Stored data
※ ※ ※
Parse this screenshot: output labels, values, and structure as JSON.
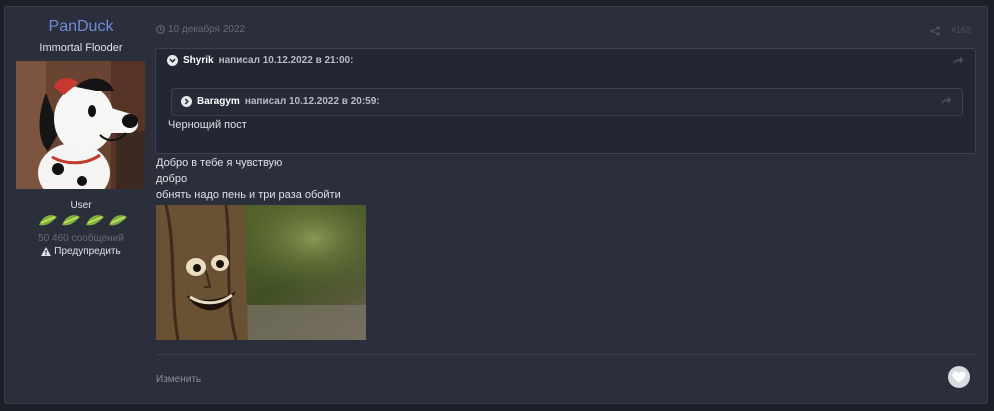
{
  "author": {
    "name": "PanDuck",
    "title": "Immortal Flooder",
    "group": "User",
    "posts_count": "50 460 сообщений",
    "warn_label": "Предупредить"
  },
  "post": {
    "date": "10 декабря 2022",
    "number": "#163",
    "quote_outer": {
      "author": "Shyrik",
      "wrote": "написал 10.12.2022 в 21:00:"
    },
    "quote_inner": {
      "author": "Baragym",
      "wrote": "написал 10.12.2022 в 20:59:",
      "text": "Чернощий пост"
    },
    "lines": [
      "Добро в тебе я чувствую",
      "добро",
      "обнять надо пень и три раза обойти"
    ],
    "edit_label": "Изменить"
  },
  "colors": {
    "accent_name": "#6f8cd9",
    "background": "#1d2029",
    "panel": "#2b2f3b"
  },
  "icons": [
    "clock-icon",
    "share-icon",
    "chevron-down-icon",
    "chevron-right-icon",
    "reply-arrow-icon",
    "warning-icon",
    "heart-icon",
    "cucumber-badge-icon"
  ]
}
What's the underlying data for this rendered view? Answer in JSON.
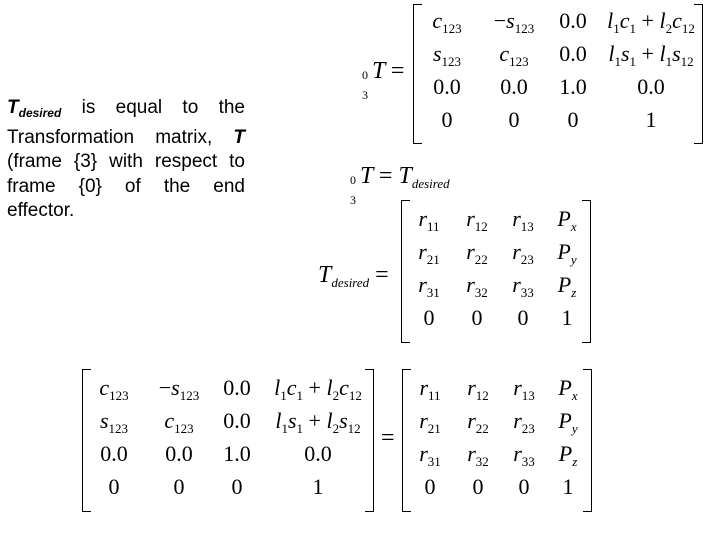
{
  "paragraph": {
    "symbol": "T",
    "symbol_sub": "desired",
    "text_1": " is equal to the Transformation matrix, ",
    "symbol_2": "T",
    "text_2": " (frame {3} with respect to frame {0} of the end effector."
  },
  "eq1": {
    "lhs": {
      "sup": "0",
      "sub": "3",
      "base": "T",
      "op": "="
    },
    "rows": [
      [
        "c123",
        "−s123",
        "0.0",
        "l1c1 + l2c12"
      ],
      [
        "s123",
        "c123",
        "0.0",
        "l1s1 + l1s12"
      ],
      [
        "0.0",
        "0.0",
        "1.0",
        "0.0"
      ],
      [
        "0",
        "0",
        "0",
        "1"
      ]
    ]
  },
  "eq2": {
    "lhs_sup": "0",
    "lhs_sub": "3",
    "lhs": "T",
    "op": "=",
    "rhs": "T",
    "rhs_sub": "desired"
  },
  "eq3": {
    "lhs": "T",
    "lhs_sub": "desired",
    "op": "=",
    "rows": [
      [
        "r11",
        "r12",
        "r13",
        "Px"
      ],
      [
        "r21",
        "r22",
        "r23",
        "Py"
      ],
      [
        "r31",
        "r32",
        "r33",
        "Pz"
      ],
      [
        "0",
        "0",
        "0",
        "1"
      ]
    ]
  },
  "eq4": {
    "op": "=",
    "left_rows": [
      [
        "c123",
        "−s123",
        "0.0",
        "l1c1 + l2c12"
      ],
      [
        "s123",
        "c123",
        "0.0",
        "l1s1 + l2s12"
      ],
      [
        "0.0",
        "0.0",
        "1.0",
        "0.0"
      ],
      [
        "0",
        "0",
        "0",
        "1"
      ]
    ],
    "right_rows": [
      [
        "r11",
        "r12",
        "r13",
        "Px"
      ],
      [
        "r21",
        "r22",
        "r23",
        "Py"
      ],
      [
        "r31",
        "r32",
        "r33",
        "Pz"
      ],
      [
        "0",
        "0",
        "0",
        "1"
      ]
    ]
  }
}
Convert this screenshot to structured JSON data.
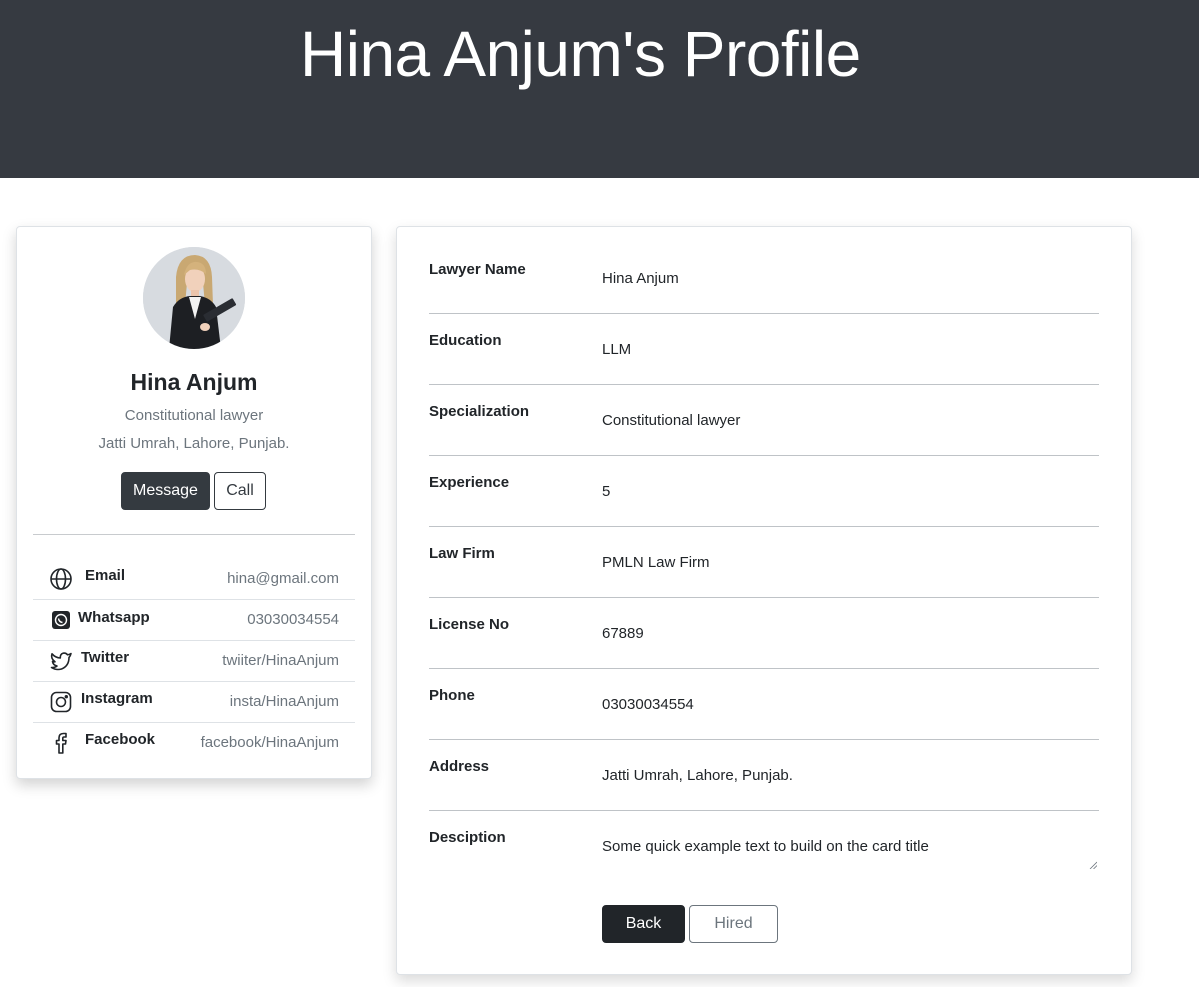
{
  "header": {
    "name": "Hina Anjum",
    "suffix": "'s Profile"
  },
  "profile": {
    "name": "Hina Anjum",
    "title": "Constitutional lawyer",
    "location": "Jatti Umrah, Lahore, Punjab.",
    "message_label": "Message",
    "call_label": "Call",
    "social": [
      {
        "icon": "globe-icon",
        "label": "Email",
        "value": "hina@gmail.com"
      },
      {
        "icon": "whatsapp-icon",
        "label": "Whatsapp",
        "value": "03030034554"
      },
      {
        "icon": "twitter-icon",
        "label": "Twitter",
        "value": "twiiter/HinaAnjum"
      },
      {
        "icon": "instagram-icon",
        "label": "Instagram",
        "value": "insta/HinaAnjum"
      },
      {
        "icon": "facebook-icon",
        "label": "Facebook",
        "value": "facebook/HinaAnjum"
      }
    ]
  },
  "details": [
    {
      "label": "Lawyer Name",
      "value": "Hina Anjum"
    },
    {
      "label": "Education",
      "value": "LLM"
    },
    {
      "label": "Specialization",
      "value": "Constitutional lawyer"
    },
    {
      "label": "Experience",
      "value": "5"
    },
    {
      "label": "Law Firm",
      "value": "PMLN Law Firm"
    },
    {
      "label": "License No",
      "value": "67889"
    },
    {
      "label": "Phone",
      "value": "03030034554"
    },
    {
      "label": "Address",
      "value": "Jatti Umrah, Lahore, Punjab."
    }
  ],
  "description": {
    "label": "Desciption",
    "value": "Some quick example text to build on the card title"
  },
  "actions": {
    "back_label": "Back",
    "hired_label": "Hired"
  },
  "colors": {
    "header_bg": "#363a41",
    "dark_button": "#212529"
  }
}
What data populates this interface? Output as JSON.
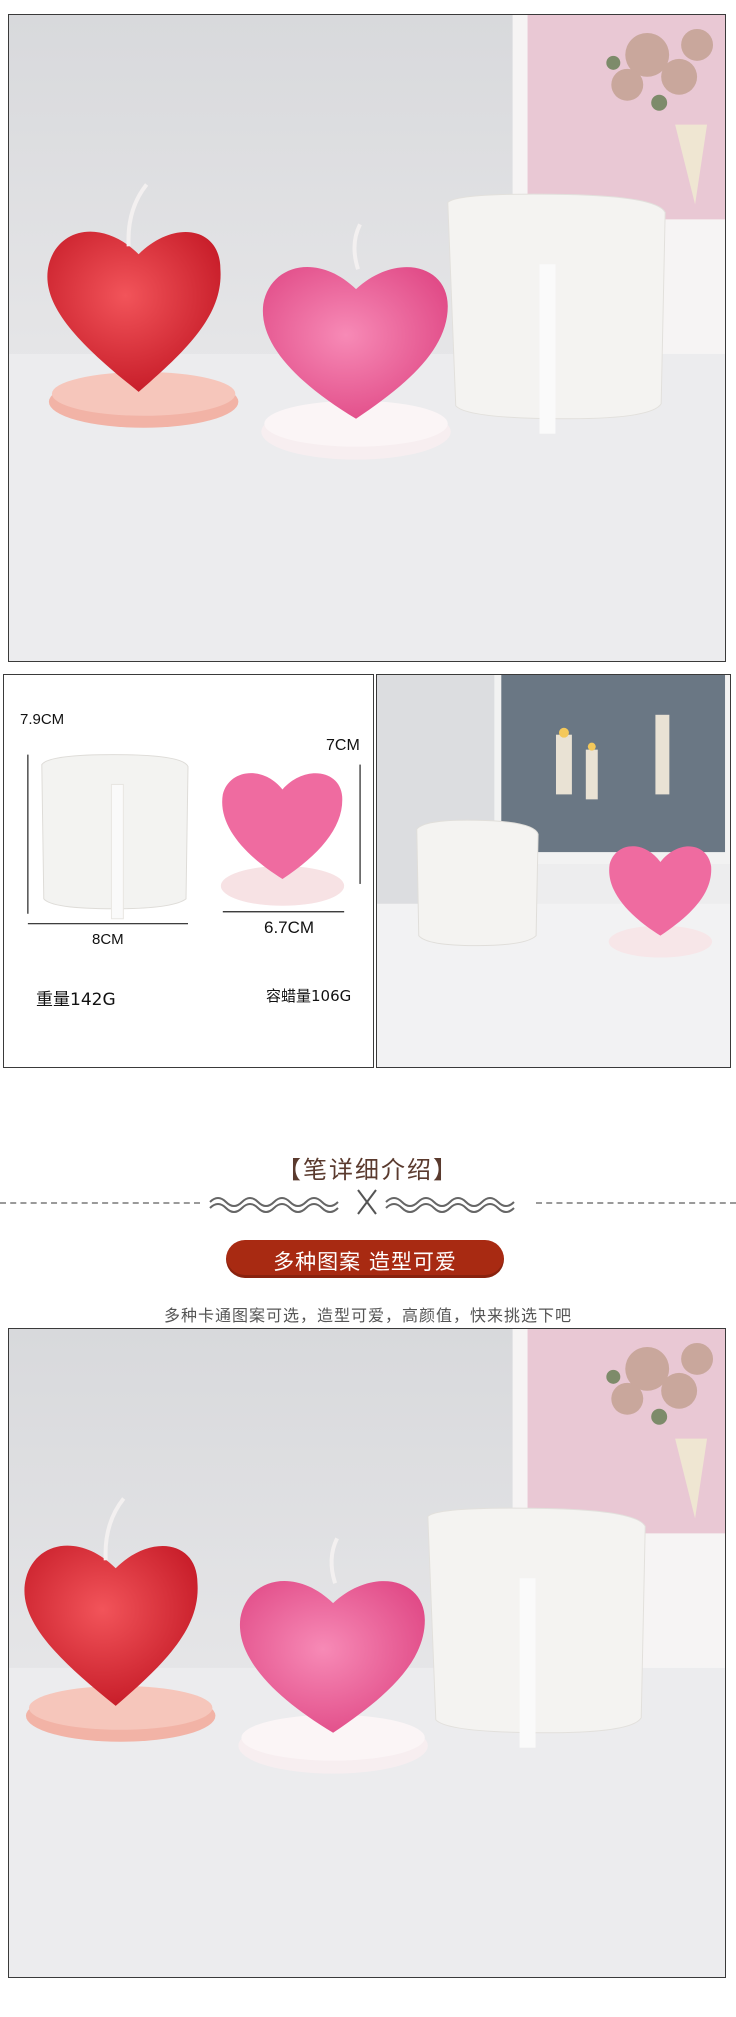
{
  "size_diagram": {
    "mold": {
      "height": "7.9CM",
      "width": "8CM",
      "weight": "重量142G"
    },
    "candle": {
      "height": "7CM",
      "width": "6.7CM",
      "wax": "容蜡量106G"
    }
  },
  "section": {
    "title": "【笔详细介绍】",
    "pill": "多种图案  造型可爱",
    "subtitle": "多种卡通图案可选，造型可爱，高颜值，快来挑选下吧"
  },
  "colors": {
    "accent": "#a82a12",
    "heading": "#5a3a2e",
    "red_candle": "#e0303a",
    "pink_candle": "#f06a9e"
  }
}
※ ※ ※
- _Exercise_
Quote the records in their entirety, keeping the wording exact and excluding pictures.

- _Task solution_
Parse this screenshot: output labels, values, and structure as JSON.
{
  "author": {
    "name": "PanDuck",
    "title": "Immortal Flooder",
    "group": "User",
    "posts_count": "50 460 сообщений",
    "warn_label": "Предупредить"
  },
  "post": {
    "date": "10 декабря 2022",
    "number": "#163",
    "quote_outer": {
      "author": "Shyrik",
      "wrote": "написал 10.12.2022 в 21:00:"
    },
    "quote_inner": {
      "author": "Baragym",
      "wrote": "написал 10.12.2022 в 20:59:",
      "text": "Чернощий пост"
    },
    "lines": [
      "Добро в тебе я чувствую",
      "добро",
      "обнять надо пень и три раза обойти"
    ],
    "edit_label": "Изменить"
  },
  "colors": {
    "accent_name": "#6f8cd9",
    "background": "#1d2029",
    "panel": "#2b2f3b"
  },
  "icons": [
    "clock-icon",
    "share-icon",
    "chevron-down-icon",
    "chevron-right-icon",
    "reply-arrow-icon",
    "warning-icon",
    "heart-icon",
    "cucumber-badge-icon"
  ]
}
What's the underlying data for this rendered view? Answer in JSON.
{
  "paragraph": {
    "symbol": "T",
    "symbol_sub": "desired",
    "text_1": " is equal to the Transformation matrix, ",
    "symbol_2": "T",
    "text_2": " (frame {3} with respect to frame {0} of the end effector."
  },
  "eq1": {
    "lhs": {
      "sup": "0",
      "sub": "3",
      "base": "T",
      "op": "="
    },
    "rows": [
      [
        "c123",
        "−s123",
        "0.0",
        "l1c1 + l2c12"
      ],
      [
        "s123",
        "c123",
        "0.0",
        "l1s1 + l1s12"
      ],
      [
        "0.0",
        "0.0",
        "1.0",
        "0.0"
      ],
      [
        "0",
        "0",
        "0",
        "1"
      ]
    ]
  },
  "eq2": {
    "lhs_sup": "0",
    "lhs_sub": "3",
    "lhs": "T",
    "op": "=",
    "rhs": "T",
    "rhs_sub": "desired"
  },
  "eq3": {
    "lhs": "T",
    "lhs_sub": "desired",
    "op": "=",
    "rows": [
      [
        "r11",
        "r12",
        "r13",
        "Px"
      ],
      [
        "r21",
        "r22",
        "r23",
        "Py"
      ],
      [
        "r31",
        "r32",
        "r33",
        "Pz"
      ],
      [
        "0",
        "0",
        "0",
        "1"
      ]
    ]
  },
  "eq4": {
    "op": "=",
    "left_rows": [
      [
        "c123",
        "−s123",
        "0.0",
        "l1c1 + l2c12"
      ],
      [
        "s123",
        "c123",
        "0.0",
        "l1s1 + l2s12"
      ],
      [
        "0.0",
        "0.0",
        "1.0",
        "0.0"
      ],
      [
        "0",
        "0",
        "0",
        "1"
      ]
    ],
    "right_rows": [
      [
        "r11",
        "r12",
        "r13",
        "Px"
      ],
      [
        "r21",
        "r22",
        "r23",
        "Py"
      ],
      [
        "r31",
        "r32",
        "r33",
        "Pz"
      ],
      [
        "0",
        "0",
        "0",
        "1"
      ]
    ]
  }
}
Convert this screenshot to structured JSON data.
{
  "header": {
    "name": "Hina Anjum",
    "suffix": "'s Profile"
  },
  "profile": {
    "name": "Hina Anjum",
    "title": "Constitutional lawyer",
    "location": "Jatti Umrah, Lahore, Punjab.",
    "message_label": "Message",
    "call_label": "Call",
    "social": [
      {
        "icon": "globe-icon",
        "label": "Email",
        "value": "hina@gmail.com"
      },
      {
        "icon": "whatsapp-icon",
        "label": "Whatsapp",
        "value": "03030034554"
      },
      {
        "icon": "twitter-icon",
        "label": "Twitter",
        "value": "twiiter/HinaAnjum"
      },
      {
        "icon": "instagram-icon",
        "label": "Instagram",
        "value": "insta/HinaAnjum"
      },
      {
        "icon": "facebook-icon",
        "label": "Facebook",
        "value": "facebook/HinaAnjum"
      }
    ]
  },
  "details": [
    {
      "label": "Lawyer Name",
      "value": "Hina Anjum"
    },
    {
      "label": "Education",
      "value": "LLM"
    },
    {
      "label": "Specialization",
      "value": "Constitutional lawyer"
    },
    {
      "label": "Experience",
      "value": "5"
    },
    {
      "label": "Law Firm",
      "value": "PMLN Law Firm"
    },
    {
      "label": "License No",
      "value": "67889"
    },
    {
      "label": "Phone",
      "value": "03030034554"
    },
    {
      "label": "Address",
      "value": "Jatti Umrah, Lahore, Punjab."
    }
  ],
  "description": {
    "label": "Desciption",
    "value": "Some quick example text to build on the card title"
  },
  "actions": {
    "back_label": "Back",
    "hired_label": "Hired"
  },
  "colors": {
    "header_bg": "#363a41",
    "dark_button": "#212529"
  }
}
What data populates this interface? Output as JSON.
{
  "size_diagram": {
    "mold": {
      "height": "7.9CM",
      "width": "8CM",
      "weight": "重量142G"
    },
    "candle": {
      "height": "7CM",
      "width": "6.7CM",
      "wax": "容蜡量106G"
    }
  },
  "section": {
    "title": "【笔详细介绍】",
    "pill": "多种图案  造型可爱",
    "subtitle": "多种卡通图案可选，造型可爱，高颜值，快来挑选下吧"
  },
  "colors": {
    "accent": "#a82a12",
    "heading": "#5a3a2e",
    "red_candle": "#e0303a",
    "pink_candle": "#f06a9e"
  }
}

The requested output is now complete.